_Aim of the task:_
Write the data out again exactly, dropping any images it holds.

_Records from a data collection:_
┌──
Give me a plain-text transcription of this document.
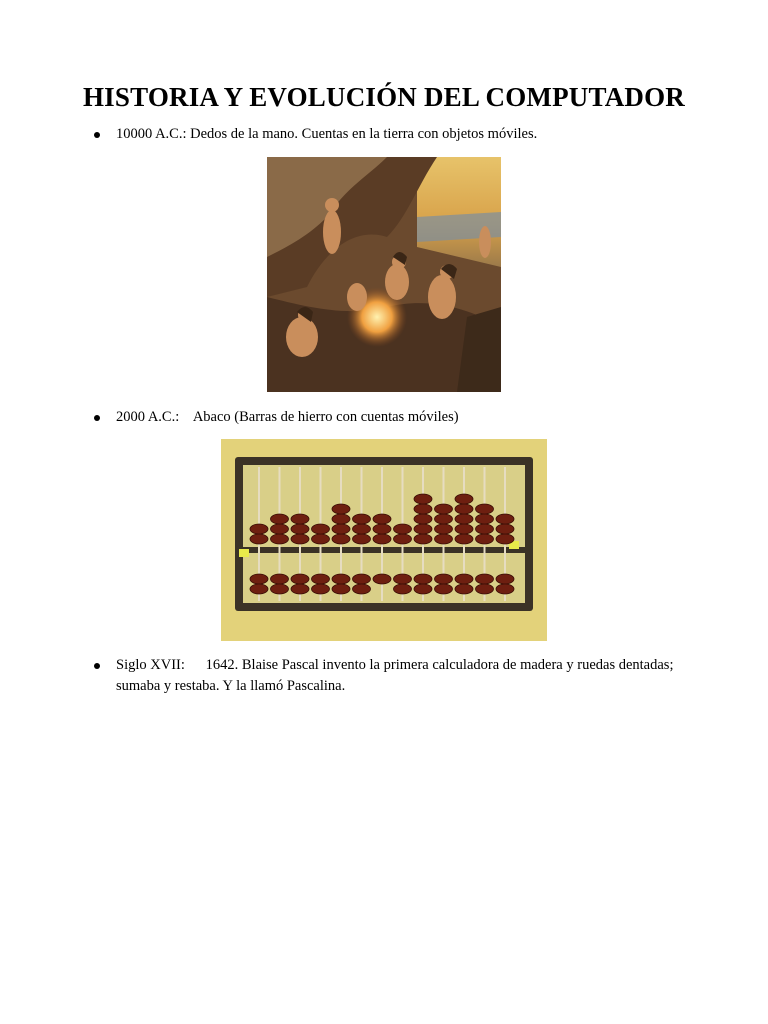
HISTORIA Y EVOLUCIÓN DEL COMPUTADOR

10000 A.C.: Dedos de la mano. Cuentas en la tierra con objetos móviles.

2000 A.C.: Abaco (Barras de hierro con cuentas móviles)

Siglo XVII: 1642. Blaise Pascal invento la primera calculadora de madera y ruedas dentadas; sumaba y restaba. Y la llamó Pascalina.
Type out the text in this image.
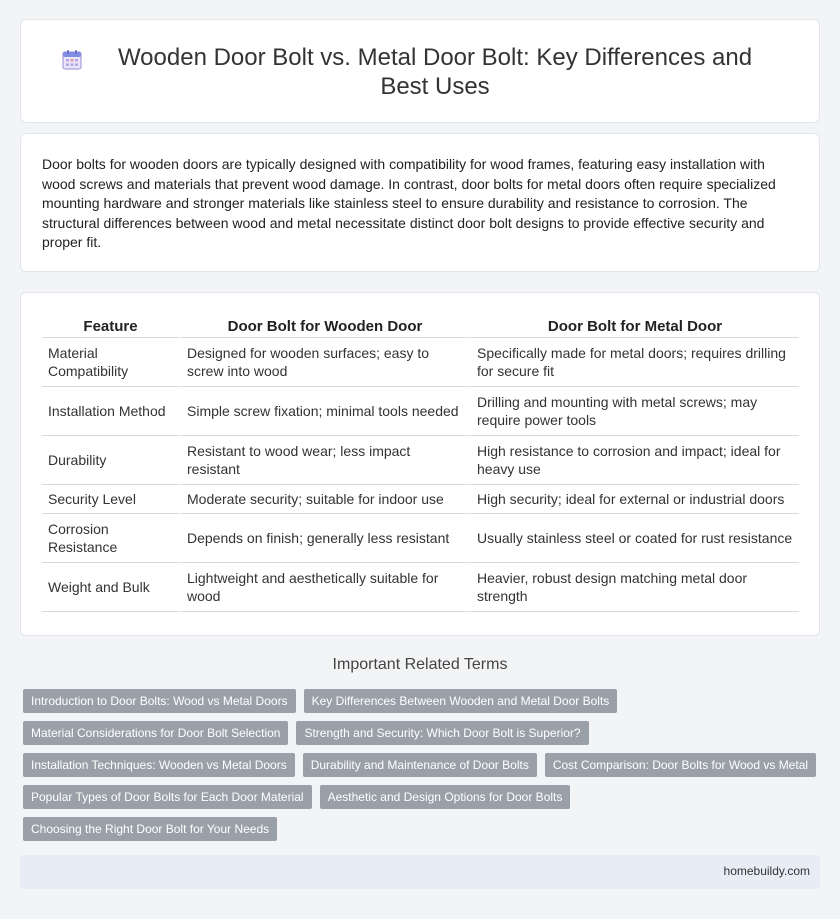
Wooden Door Bolt vs. Metal Door Bolt: Key Differences and Best Uses

Door bolts for wooden doors are typically designed with compatibility for wood frames, featuring easy installation with wood screws and materials that prevent wood damage. In contrast, door bolts for metal doors often require specialized mounting hardware and stronger materials like stainless steel to ensure durability and resistance to corrosion. The structural differences between wood and metal necessitate distinct door bolt designs to provide effective security and proper fit.

Feature	Door Bolt for Wooden Door	Door Bolt for Metal Door
Material Compatibility	Designed for wooden surfaces; easy to screw into wood	Specifically made for metal doors; requires drilling for secure fit
Installation Method	Simple screw fixation; minimal tools needed	Drilling and mounting with metal screws; may require power tools
Durability	Resistant to wood wear; less impact resistant	High resistance to corrosion and impact; ideal for heavy use
Security Level	Moderate security; suitable for indoor use	High security; ideal for external or industrial doors
Corrosion Resistance	Depends on finish; generally less resistant	Usually stainless steel or coated for rust resistance
Weight and Bulk	Lightweight and aesthetically suitable for wood	Heavier, robust design matching metal door strength
Important Related Terms
Introduction to Door Bolts: Wood vs Metal Doors	Key Differences Between Wooden and Metal Door Bolts
Material Considerations for Door Bolt Selection	Strength and Security: Which Door Bolt is Superior?
Installation Techniques: Wooden vs Metal Doors	Durability and Maintenance of Door Bolts	Cost Comparison: Door Bolts for Wood vs Metal
Popular Types of Door Bolts for Each Door Material	Aesthetic and Design Options for Door Bolts
Choosing the Right Door Bolt for Your Needs
homebuildy.com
└──
_The result:_
Give me a plain-text transcription of this document.
HISTORIA Y EVOLUCIÓN DEL COMPUTADOR

10000 A.C.: Dedos de la mano. Cuentas en la tierra con objetos móviles.

2000 A.C.: Abaco (Barras de hierro con cuentas móviles)

Siglo XVII: 1642. Blaise Pascal invento la primera calculadora de madera y ruedas dentadas; sumaba y restaba. Y la llamó Pascalina.
Type out the text in this image.
Wooden Door Bolt vs. Metal Door Bolt: Key Differences and Best Uses

Door bolts for wooden doors are typically designed with compatibility for wood frames, featuring easy installation with wood screws and materials that prevent wood damage. In contrast, door bolts for metal doors often require specialized mounting hardware and stronger materials like stainless steel to ensure durability and resistance to corrosion. The structural differences between wood and metal necessitate distinct door bolt designs to provide effective security and proper fit.

Feature	Door Bolt for Wooden Door	Door Bolt for Metal Door
Material Compatibility	Designed for wooden surfaces; easy to screw into wood	Specifically made for metal doors; requires drilling for secure fit
Installation Method	Simple screw fixation; minimal tools needed	Drilling and mounting with metal screws; may require power tools
Durability	Resistant to wood wear; less impact resistant	High resistance to corrosion and impact; ideal for heavy use
Security Level	Moderate security; suitable for indoor use	High security; ideal for external or industrial doors
Corrosion Resistance	Depends on finish; generally less resistant	Usually stainless steel or coated for rust resistance
Weight and Bulk	Lightweight and aesthetically suitable for wood	Heavier, robust design matching metal door strength
Important Related Terms
Introduction to Door Bolts: Wood vs Metal Doors	Key Differences Between Wooden and Metal Door Bolts
Material Considerations for Door Bolt Selection	Strength and Security: Which Door Bolt is Superior?
Installation Techniques: Wooden vs Metal Doors	Durability and Maintenance of Door Bolts	Cost Comparison: Door Bolts for Wood vs Metal
Popular Types of Door Bolts for Each Door Material	Aesthetic and Design Options for Door Bolts
Choosing the Right Door Bolt for Your Needs
homebuildy.com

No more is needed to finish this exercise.